* Begin *
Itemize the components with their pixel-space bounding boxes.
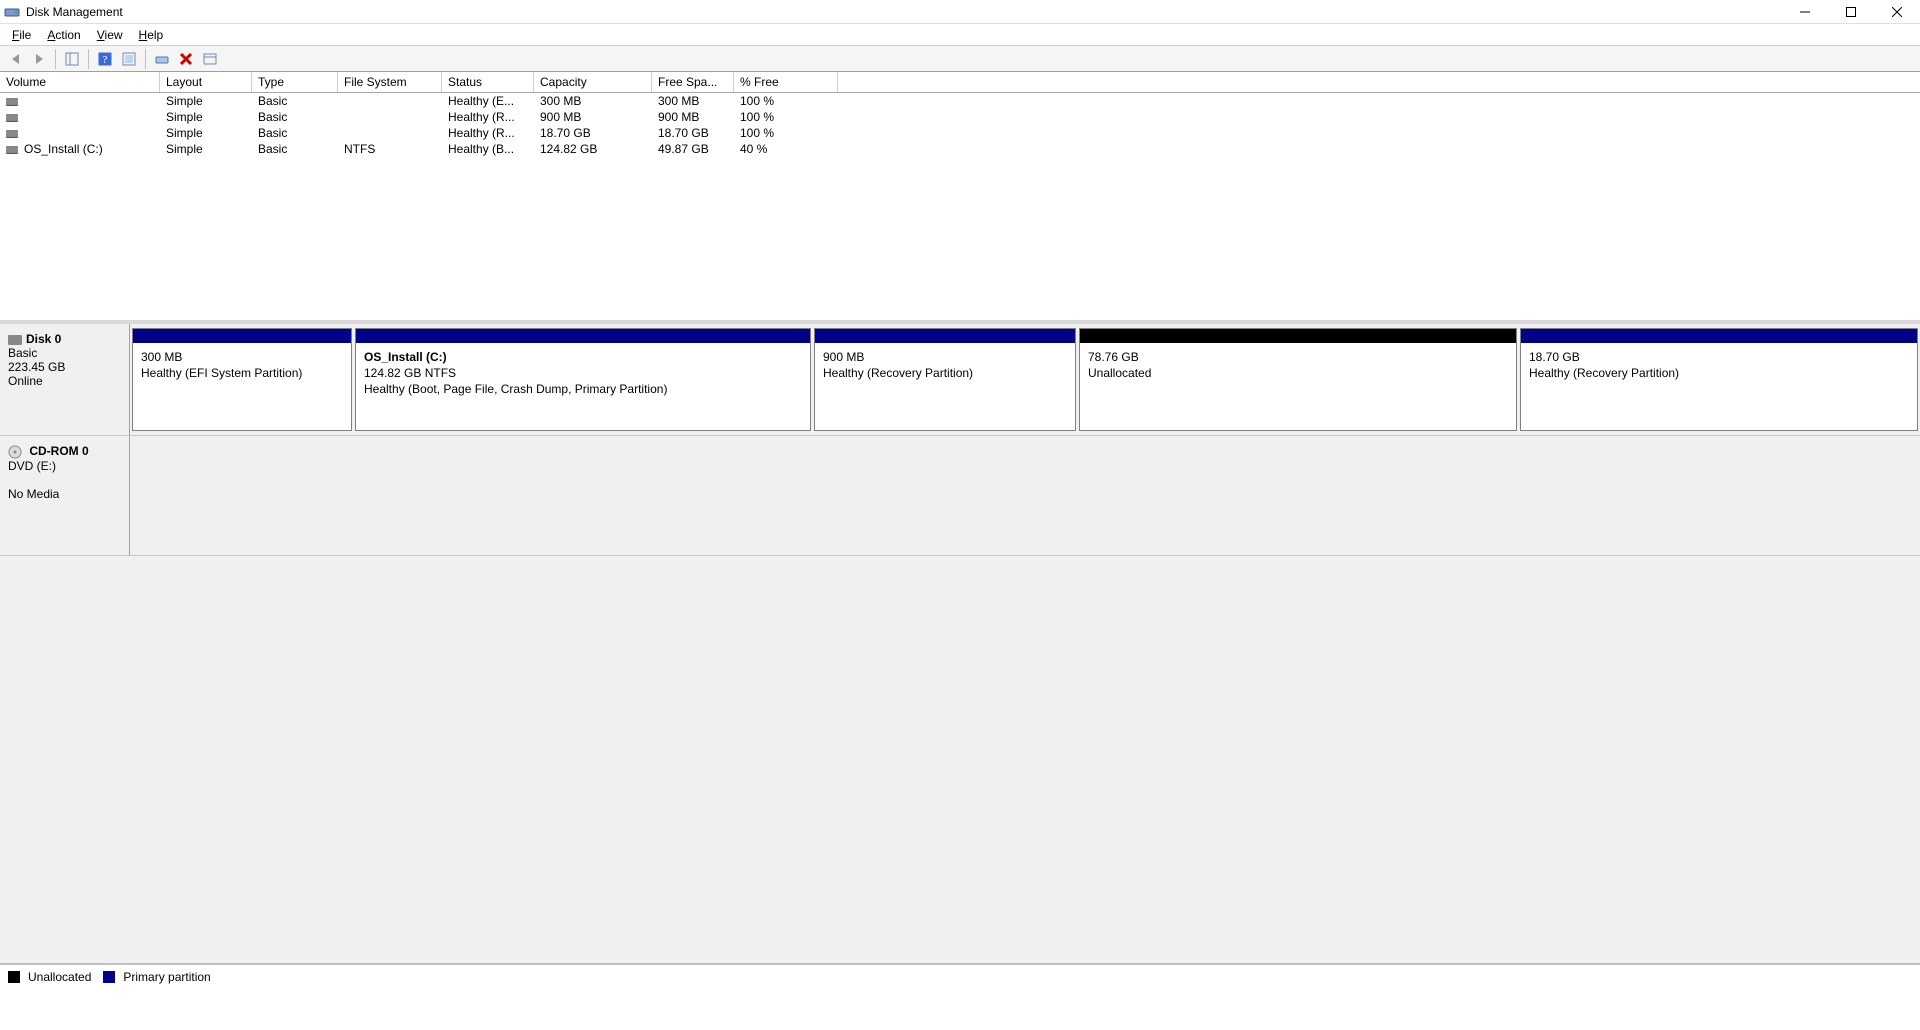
volume-icon <box>6 114 18 122</box>
arrow-left-icon <box>12 54 19 64</box>
partition-bar-icon <box>356 329 810 343</box>
column-file-system[interactable]: File System <box>338 72 442 92</box>
menu-action[interactable]: Action <box>39 26 88 44</box>
disk-status: Online <box>8 374 121 388</box>
svg-text:?: ? <box>103 54 108 66</box>
menu-help[interactable]: Help <box>131 26 172 44</box>
partition[interactable]: 300 MB Healthy (EFI System Partition) <box>132 328 352 431</box>
app-icon <box>4 4 20 20</box>
window-title: Disk Management <box>26 5 123 19</box>
volume-name: OS_Install (C:) <box>24 142 103 156</box>
partition-unallocated[interactable]: 78.76 GB Unallocated <box>1079 328 1517 431</box>
volume-icon <box>6 98 18 106</box>
volume-free: 300 MB <box>652 93 734 109</box>
back-button[interactable] <box>4 48 26 70</box>
partition-status: Healthy (Recovery Partition) <box>823 365 1067 381</box>
partition-status: Healthy (EFI System Partition) <box>141 365 343 381</box>
volume-status: Healthy (E... <box>442 93 534 109</box>
disk-info[interactable]: Disk 0 Basic 223.45 GB Online <box>0 324 130 435</box>
disk-type: Basic <box>8 346 121 360</box>
partition-status: Healthy (Recovery Partition) <box>1529 365 1909 381</box>
delete-button[interactable] <box>175 48 197 70</box>
cdrom-name: CD-ROM 0 <box>29 444 88 458</box>
disk-name: Disk 0 <box>26 332 61 346</box>
refresh-button[interactable] <box>151 48 173 70</box>
disk-map-pane: Disk 0 Basic 223.45 GB Online 300 MB Hea… <box>0 324 1920 964</box>
disk-row: Disk 0 Basic 223.45 GB Online 300 MB Hea… <box>0 324 1920 436</box>
menu-view[interactable]: View <box>89 26 131 44</box>
cdrom-empty-area <box>130 436 1920 555</box>
partition-bar-icon <box>1080 329 1516 343</box>
partition-size: 300 MB <box>141 349 343 365</box>
partition[interactable]: 18.70 GB Healthy (Recovery Partition) <box>1520 328 1918 431</box>
volume-row[interactable]: Simple Basic Healthy (R... 18.70 GB 18.7… <box>0 125 1920 141</box>
forward-button[interactable] <box>28 48 50 70</box>
column-capacity[interactable]: Capacity <box>534 72 652 92</box>
disk-icon <box>8 335 22 345</box>
volume-icon <box>6 146 18 154</box>
volume-row[interactable]: OS_Install (C:) Simple Basic NTFS Health… <box>0 141 1920 157</box>
menu-file[interactable]: File <box>4 26 39 44</box>
volume-type: Basic <box>252 93 338 109</box>
cdrom-row: CD-ROM 0 DVD (E:) No Media <box>0 436 1920 556</box>
partition-size: 18.70 GB <box>1529 349 1909 365</box>
volume-layout: Simple <box>160 93 252 109</box>
column-free-space[interactable]: Free Spa... <box>652 72 734 92</box>
column-percent-free[interactable]: % Free <box>734 72 838 92</box>
minimize-button[interactable] <box>1782 0 1828 24</box>
column-volume[interactable]: Volume <box>0 72 160 92</box>
maximize-button[interactable] <box>1828 0 1874 24</box>
properties-button[interactable] <box>199 48 221 70</box>
column-layout[interactable]: Layout <box>160 72 252 92</box>
partition-bar-icon <box>133 329 351 343</box>
legend-primary-label: Primary partition <box>123 970 210 984</box>
partition-bar-icon <box>815 329 1075 343</box>
partition-size: 900 MB <box>823 349 1067 365</box>
titlebar: Disk Management <box>0 0 1920 24</box>
settings-button[interactable] <box>118 48 140 70</box>
volume-row[interactable]: Simple Basic Healthy (R... 900 MB 900 MB… <box>0 109 1920 125</box>
volume-fs <box>338 93 442 109</box>
legend-unallocated-label: Unallocated <box>28 970 91 984</box>
partition-size: 78.76 GB <box>1088 349 1508 365</box>
cdrom-status: No Media <box>8 487 121 501</box>
column-status[interactable]: Status <box>442 72 534 92</box>
show-hide-console-tree-button[interactable] <box>61 48 83 70</box>
partition-title: OS_Install (C:) <box>364 349 802 365</box>
volume-list-header: Volume Layout Type File System Status Ca… <box>0 72 1920 93</box>
toolbar-separator <box>55 49 56 69</box>
cdrom-info[interactable]: CD-ROM 0 DVD (E:) No Media <box>0 436 130 555</box>
volume-list[interactable]: Volume Layout Type File System Status Ca… <box>0 72 1920 324</box>
menubar: File Action View Help <box>0 24 1920 46</box>
column-type[interactable]: Type <box>252 72 338 92</box>
disk-size: 223.45 GB <box>8 360 121 374</box>
partition[interactable]: OS_Install (C:) 124.82 GB NTFS Healthy (… <box>355 328 811 431</box>
partition-status: Healthy (Boot, Page File, Crash Dump, Pr… <box>364 381 802 397</box>
close-button[interactable] <box>1874 0 1920 24</box>
volume-row[interactable]: Simple Basic Healthy (E... 300 MB 300 MB… <box>0 93 1920 109</box>
partition-size: 124.82 GB NTFS <box>364 365 802 381</box>
arrow-right-icon <box>36 54 43 64</box>
toolbar-separator <box>88 49 89 69</box>
cdrom-drive: DVD (E:) <box>8 459 121 473</box>
partition[interactable]: 900 MB Healthy (Recovery Partition) <box>814 328 1076 431</box>
volume-capacity: 300 MB <box>534 93 652 109</box>
volume-icon <box>6 130 18 138</box>
toolbar-separator <box>145 49 146 69</box>
partition-container: 300 MB Healthy (EFI System Partition) OS… <box>130 324 1920 435</box>
cdrom-icon <box>8 445 22 459</box>
legend-swatch-primary-icon <box>103 971 115 983</box>
volume-percent: 100 % <box>734 93 838 109</box>
legend-swatch-unallocated-icon <box>8 971 20 983</box>
partition-bar-icon <box>1521 329 1917 343</box>
help-button[interactable]: ? <box>94 48 116 70</box>
legend: Unallocated Primary partition <box>0 964 1920 988</box>
partition-status: Unallocated <box>1088 365 1508 381</box>
toolbar: ? <box>0 46 1920 72</box>
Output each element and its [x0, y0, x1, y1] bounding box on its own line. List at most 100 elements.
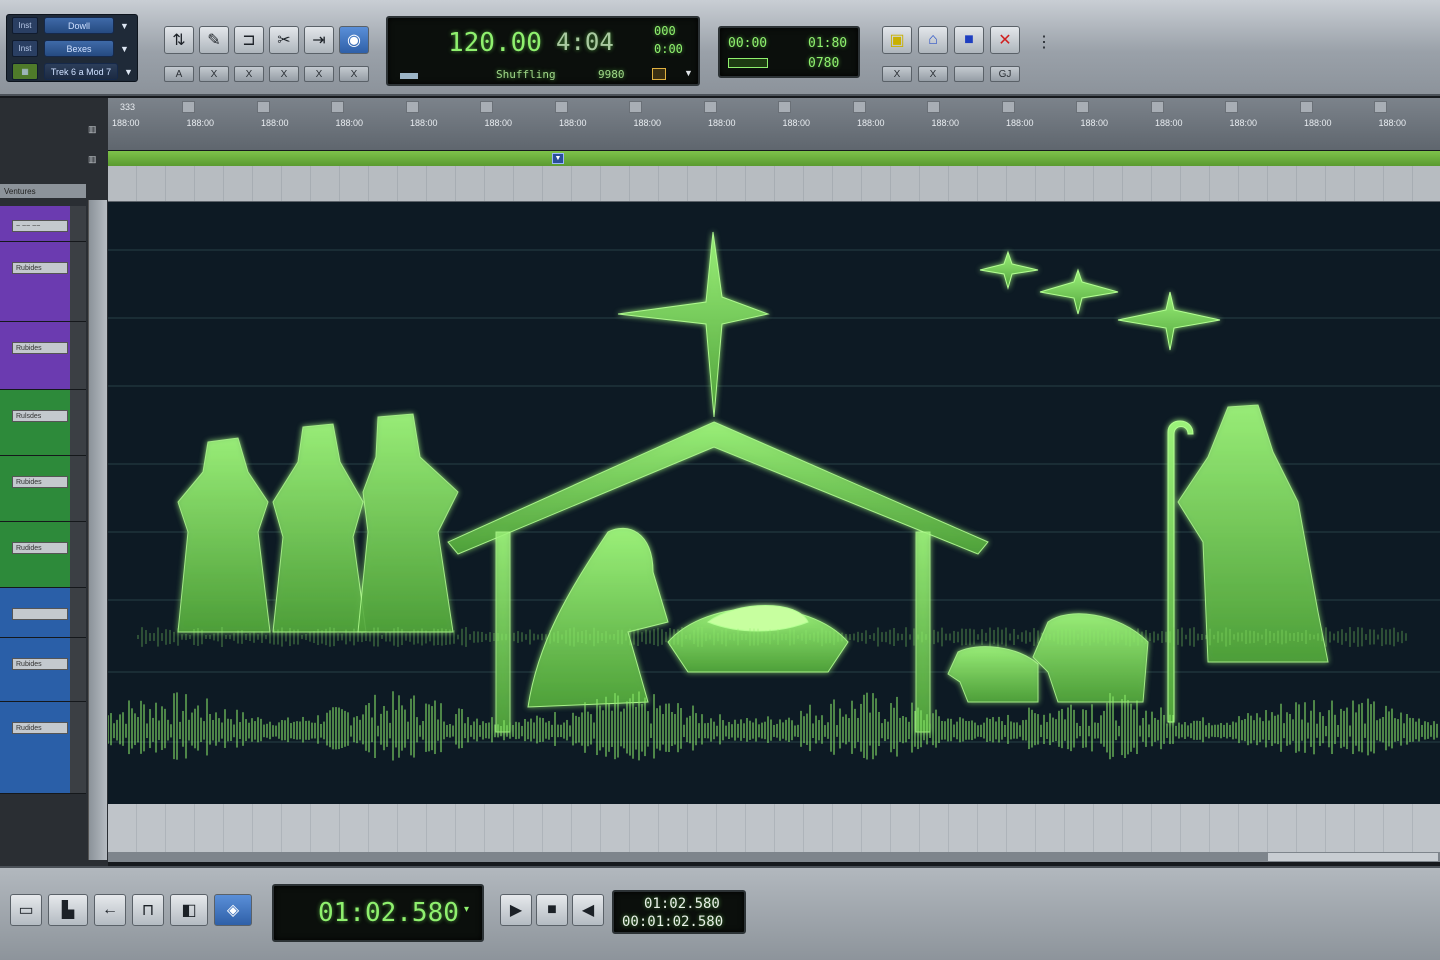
ruler-marker[interactable]	[405, 101, 419, 113]
track-side-controls[interactable]	[70, 702, 86, 794]
selector-icon[interactable]: ⇥	[304, 26, 334, 54]
ruler-marker[interactable]	[703, 101, 717, 113]
sel-length: 0780	[808, 56, 840, 71]
grabber-icon[interactable]: ⇅	[164, 26, 194, 54]
track-row[interactable]: Rudides	[0, 702, 70, 794]
track-row[interactable]	[0, 588, 70, 638]
window-icon[interactable]: ▭	[10, 894, 42, 926]
smart-tool-icon[interactable]: ◉	[339, 26, 369, 54]
small-button[interactable]: GJ	[990, 66, 1020, 82]
meter-bar	[728, 58, 768, 68]
ruler-marker[interactable]	[778, 101, 791, 113]
track-row[interactable]: Rubides	[0, 638, 70, 702]
stop-icon[interactable]: ■	[536, 894, 568, 926]
track-name[interactable]: Rulsdes	[12, 410, 68, 422]
timeline-ruler[interactable]: 333 188:00 188:00 188:00 188:00 188:00 188:00…	[108, 98, 1440, 150]
track-row[interactable]: Rubides	[0, 456, 70, 522]
mode-pill[interactable]: Bexes	[44, 40, 114, 57]
edit-mode-button[interactable]: X	[304, 66, 334, 82]
chevron-down-icon[interactable]: ▼	[120, 21, 129, 31]
track-side-controls[interactable]	[70, 206, 86, 242]
loop-bracket-icon[interactable]: ⊓	[132, 894, 164, 926]
horizontal-scrollbar[interactable]	[108, 852, 1440, 862]
edit-mode-button[interactable]: X	[269, 66, 299, 82]
chevron-down-icon[interactable]: ▾	[464, 904, 469, 915]
link-icon[interactable]: ⌂	[918, 26, 948, 54]
play-icon[interactable]: ▶	[500, 894, 532, 926]
rewind-icon[interactable]: ◀	[572, 894, 604, 926]
record-blue-icon[interactable]: ◈	[214, 894, 252, 926]
track-side-controls[interactable]	[70, 242, 86, 322]
mode-pill[interactable]: Dowll	[44, 17, 114, 34]
ruler-marker[interactable]	[1076, 101, 1089, 113]
back-icon[interactable]: ←	[94, 894, 126, 926]
track-name[interactable]: Rudides	[12, 542, 68, 554]
track-row[interactable]: Rudides	[0, 522, 70, 588]
tool-x-icon[interactable]: ✕	[990, 26, 1020, 54]
lock-icon[interactable]	[652, 68, 666, 80]
ruler-marker[interactable]	[629, 101, 642, 113]
track-side-controls[interactable]	[70, 588, 86, 638]
scroll-thumb[interactable]	[1268, 853, 1438, 861]
mode-row-1[interactable]: Inst Dowll ▼	[12, 17, 129, 34]
selection-display: 00:00 01:80 0780	[718, 26, 860, 78]
more-icon[interactable]: ⋮	[1036, 32, 1052, 52]
edit-mode-button[interactable]: A	[164, 66, 194, 82]
zoom-icon[interactable]: ▙	[48, 894, 88, 926]
ruler-marker[interactable]	[1374, 101, 1387, 113]
waveform-display[interactable]	[108, 202, 1440, 804]
track-row[interactable]: ~ ~~ ~~	[0, 206, 70, 242]
ruler-time-label: 188:00	[112, 118, 140, 128]
small-button[interactable]: X	[882, 66, 912, 82]
track-name[interactable]: Rubides	[12, 342, 68, 354]
chevron-down-icon[interactable]: ▼	[120, 44, 129, 54]
track-list-header[interactable]: Ventures	[0, 184, 86, 198]
track-name[interactable]	[12, 608, 68, 620]
mode-row-3[interactable]: ▦ Trek 6 a Mod 7 ▼	[12, 63, 133, 80]
ruler-marker[interactable]	[480, 101, 493, 113]
trim-icon[interactable]: ⊐	[234, 26, 264, 54]
ruler-marker[interactable]	[331, 101, 344, 113]
ruler-marker[interactable]	[554, 101, 568, 113]
track-name[interactable]: ~ ~~ ~~	[12, 220, 68, 232]
marker-icon[interactable]: ▼	[552, 153, 564, 164]
mode-row-2[interactable]: Inst Bexes ▼	[12, 40, 129, 57]
blue-square-icon[interactable]: ■	[954, 26, 984, 54]
track-name[interactable]: Rudides	[12, 722, 68, 734]
edit-mode-button[interactable]: X	[199, 66, 229, 82]
small-button[interactable]	[954, 66, 984, 82]
track-side-controls[interactable]	[70, 522, 86, 588]
grid-icon[interactable]: ▣	[882, 26, 912, 54]
track-name[interactable]: Rubides	[12, 476, 68, 488]
ruler-marker[interactable]	[1150, 101, 1164, 113]
small-button[interactable]: X	[918, 66, 948, 82]
track-row[interactable]: Rubides	[0, 322, 70, 390]
scissors-icon[interactable]: ✂	[269, 26, 299, 54]
track-name[interactable]: Rubides	[12, 262, 68, 274]
ruler-marker[interactable]	[927, 101, 940, 113]
mode-pill[interactable]: Trek 6 a Mod 7	[44, 63, 118, 80]
track-name[interactable]: Rubides	[12, 658, 68, 670]
edit-mode-button[interactable]: X	[339, 66, 369, 82]
track-row[interactable]: Rulsdes	[0, 390, 70, 456]
ruler-marker[interactable]	[1299, 101, 1313, 113]
chevron-down-icon[interactable]: ▼	[684, 68, 693, 78]
vertical-scrollbar[interactable]	[88, 200, 107, 860]
track-side-controls[interactable]	[70, 322, 86, 390]
track-row[interactable]: Rubides	[0, 242, 70, 322]
scrub-icon[interactable]: ◧	[170, 894, 208, 926]
edit-mode-button[interactable]: X	[234, 66, 264, 82]
ruler-marker[interactable]	[182, 101, 195, 113]
ruler-icon[interactable]: ▥	[88, 154, 97, 165]
ruler-marker[interactable]	[852, 101, 866, 113]
ruler-marker[interactable]	[1001, 101, 1015, 113]
ruler-marker[interactable]	[256, 101, 270, 113]
ruler-marker[interactable]	[1225, 101, 1238, 113]
track-side-controls[interactable]	[70, 390, 86, 456]
track-side-controls[interactable]	[70, 638, 86, 702]
track-side-controls[interactable]	[70, 456, 86, 522]
pencil-icon[interactable]: ✎	[199, 26, 229, 54]
ruler-icon[interactable]: ▥	[88, 124, 97, 135]
marker-lane[interactable]: ▼	[108, 151, 1440, 166]
chevron-down-icon[interactable]: ▼	[124, 67, 133, 77]
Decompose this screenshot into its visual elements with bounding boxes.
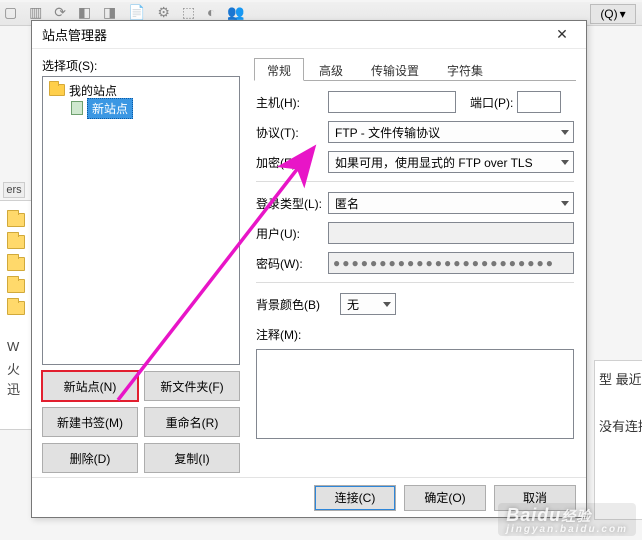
* End *
JOB - Copy out the lines of the data from the one containing "101, 419, 113]" through the one containing "588, 70, 638]", both included, reproducing each line word for word.

FINAL ANSWER -
ruler-marker[interactable]	[405, 101, 419, 113]
track-side-controls[interactable]	[70, 702, 86, 794]
selector-icon[interactable]: ⇥	[304, 26, 334, 54]
ruler-marker[interactable]	[703, 101, 717, 113]
sel-length: 0780	[808, 56, 840, 71]
grabber-icon[interactable]: ⇅	[164, 26, 194, 54]
track-row[interactable]: Rudides	[0, 702, 70, 794]
track-row[interactable]	[0, 588, 70, 638]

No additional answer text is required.